* Task: Only the number is wanted: how many lines hold the word "this"?

* Records provided:
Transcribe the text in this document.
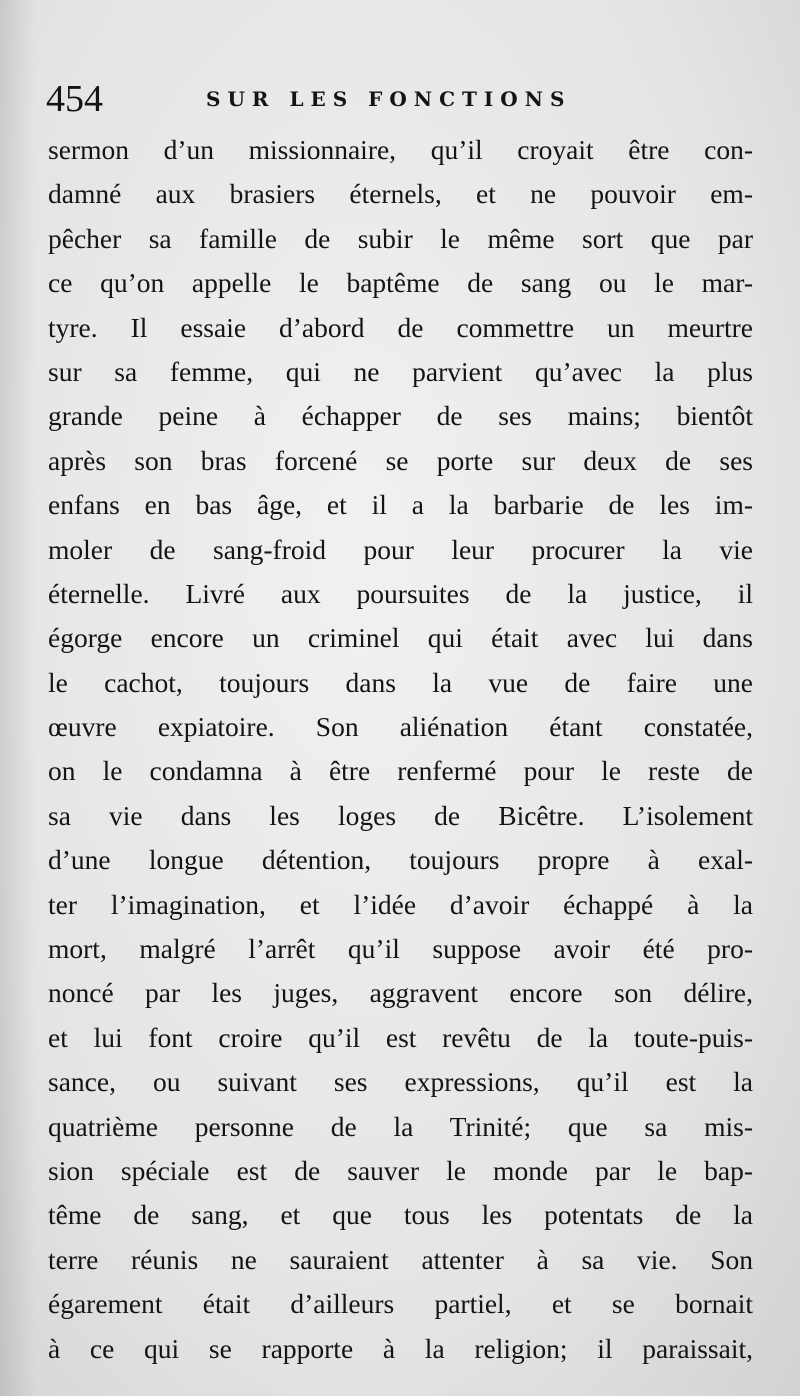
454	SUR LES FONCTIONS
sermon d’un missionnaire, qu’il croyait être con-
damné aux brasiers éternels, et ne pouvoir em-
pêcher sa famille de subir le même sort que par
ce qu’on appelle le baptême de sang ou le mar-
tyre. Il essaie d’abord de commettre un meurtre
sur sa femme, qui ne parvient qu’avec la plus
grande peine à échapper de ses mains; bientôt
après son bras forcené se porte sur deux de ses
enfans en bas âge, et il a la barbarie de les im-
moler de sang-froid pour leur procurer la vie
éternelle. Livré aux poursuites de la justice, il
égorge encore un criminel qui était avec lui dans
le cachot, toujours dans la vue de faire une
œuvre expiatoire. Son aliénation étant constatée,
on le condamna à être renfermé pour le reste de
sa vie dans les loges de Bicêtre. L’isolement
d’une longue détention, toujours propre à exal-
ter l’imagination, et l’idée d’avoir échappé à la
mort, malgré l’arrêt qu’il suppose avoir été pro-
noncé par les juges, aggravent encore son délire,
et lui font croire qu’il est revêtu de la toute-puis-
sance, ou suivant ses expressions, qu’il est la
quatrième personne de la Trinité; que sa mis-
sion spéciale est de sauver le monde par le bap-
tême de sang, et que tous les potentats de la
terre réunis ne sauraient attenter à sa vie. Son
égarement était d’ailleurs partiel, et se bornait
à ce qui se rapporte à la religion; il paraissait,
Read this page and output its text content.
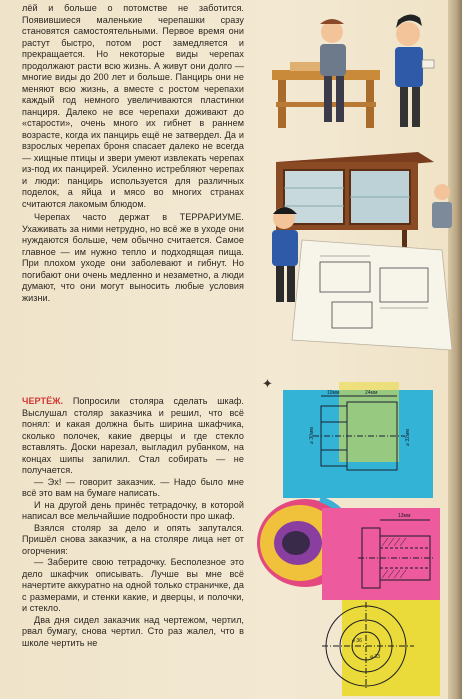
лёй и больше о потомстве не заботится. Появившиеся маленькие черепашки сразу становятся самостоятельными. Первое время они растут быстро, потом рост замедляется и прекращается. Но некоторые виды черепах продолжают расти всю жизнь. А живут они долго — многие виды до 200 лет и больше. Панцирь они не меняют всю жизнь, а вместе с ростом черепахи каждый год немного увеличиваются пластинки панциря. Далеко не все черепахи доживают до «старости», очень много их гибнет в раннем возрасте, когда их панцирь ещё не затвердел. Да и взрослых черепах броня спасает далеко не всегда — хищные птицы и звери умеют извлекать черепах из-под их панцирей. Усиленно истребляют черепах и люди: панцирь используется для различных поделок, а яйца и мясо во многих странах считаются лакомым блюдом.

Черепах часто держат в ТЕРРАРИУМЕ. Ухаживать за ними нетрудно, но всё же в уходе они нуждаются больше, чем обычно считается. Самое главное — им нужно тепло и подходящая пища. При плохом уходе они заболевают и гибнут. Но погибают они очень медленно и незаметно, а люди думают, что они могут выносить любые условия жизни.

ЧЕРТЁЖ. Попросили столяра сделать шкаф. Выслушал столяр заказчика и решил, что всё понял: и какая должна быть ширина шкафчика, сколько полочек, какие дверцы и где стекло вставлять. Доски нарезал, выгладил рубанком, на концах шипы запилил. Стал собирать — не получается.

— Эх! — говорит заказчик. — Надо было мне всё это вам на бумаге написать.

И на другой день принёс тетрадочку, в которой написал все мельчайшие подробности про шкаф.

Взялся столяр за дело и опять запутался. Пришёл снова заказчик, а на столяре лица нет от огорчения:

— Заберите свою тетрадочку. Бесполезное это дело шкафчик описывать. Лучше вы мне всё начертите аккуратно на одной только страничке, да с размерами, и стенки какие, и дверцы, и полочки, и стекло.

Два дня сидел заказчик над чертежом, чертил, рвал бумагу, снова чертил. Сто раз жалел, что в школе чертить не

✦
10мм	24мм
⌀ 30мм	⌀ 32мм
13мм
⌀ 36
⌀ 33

--

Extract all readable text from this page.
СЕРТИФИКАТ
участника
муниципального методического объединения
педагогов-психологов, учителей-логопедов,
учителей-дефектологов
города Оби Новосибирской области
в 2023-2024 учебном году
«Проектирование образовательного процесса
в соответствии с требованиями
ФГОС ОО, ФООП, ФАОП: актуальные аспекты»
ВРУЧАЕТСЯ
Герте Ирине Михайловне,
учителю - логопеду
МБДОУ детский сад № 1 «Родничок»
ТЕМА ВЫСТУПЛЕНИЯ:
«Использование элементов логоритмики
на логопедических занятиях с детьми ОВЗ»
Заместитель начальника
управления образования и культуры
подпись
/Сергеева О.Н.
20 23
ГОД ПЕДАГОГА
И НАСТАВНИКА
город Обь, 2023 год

* * *

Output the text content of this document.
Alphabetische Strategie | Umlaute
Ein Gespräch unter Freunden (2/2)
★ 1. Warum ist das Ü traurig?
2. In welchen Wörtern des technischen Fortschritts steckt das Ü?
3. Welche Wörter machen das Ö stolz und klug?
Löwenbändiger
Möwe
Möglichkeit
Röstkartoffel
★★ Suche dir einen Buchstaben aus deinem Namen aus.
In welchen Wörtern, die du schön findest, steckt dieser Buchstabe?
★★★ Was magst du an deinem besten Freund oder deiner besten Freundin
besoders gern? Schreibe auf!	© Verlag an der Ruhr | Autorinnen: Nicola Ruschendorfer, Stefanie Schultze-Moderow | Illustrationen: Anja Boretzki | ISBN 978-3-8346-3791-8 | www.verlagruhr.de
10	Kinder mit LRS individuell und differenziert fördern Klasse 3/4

* Exercise response: 4